Aim:
Pick out all lines with the word "tensile" from the records that follow.

Provided information:

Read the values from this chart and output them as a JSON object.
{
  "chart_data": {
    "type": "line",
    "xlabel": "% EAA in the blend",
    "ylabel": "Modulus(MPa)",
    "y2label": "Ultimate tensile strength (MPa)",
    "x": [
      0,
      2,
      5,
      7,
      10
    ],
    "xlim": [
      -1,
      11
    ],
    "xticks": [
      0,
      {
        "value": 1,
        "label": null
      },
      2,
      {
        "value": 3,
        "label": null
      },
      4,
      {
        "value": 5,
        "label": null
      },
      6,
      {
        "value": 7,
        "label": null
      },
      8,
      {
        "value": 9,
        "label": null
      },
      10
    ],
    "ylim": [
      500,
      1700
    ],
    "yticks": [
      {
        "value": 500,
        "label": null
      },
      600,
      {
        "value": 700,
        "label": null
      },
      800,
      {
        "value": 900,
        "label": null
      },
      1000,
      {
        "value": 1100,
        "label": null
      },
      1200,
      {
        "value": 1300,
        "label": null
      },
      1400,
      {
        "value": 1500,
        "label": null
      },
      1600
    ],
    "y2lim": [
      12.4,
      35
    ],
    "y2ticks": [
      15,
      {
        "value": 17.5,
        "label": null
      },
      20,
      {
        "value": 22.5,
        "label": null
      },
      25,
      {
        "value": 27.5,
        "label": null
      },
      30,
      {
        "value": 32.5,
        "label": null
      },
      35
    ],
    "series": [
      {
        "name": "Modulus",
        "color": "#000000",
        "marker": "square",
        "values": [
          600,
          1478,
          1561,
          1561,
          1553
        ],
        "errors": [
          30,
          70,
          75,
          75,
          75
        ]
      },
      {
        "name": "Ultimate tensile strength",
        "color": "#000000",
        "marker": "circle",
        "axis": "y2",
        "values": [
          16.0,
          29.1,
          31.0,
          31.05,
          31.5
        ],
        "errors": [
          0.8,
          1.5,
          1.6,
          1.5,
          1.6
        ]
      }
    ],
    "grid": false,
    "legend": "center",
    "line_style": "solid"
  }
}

Finished exercise:
    "y2label": "Ultimate tensile strength (MPa)",
        "name": "Ultimate tensile strength",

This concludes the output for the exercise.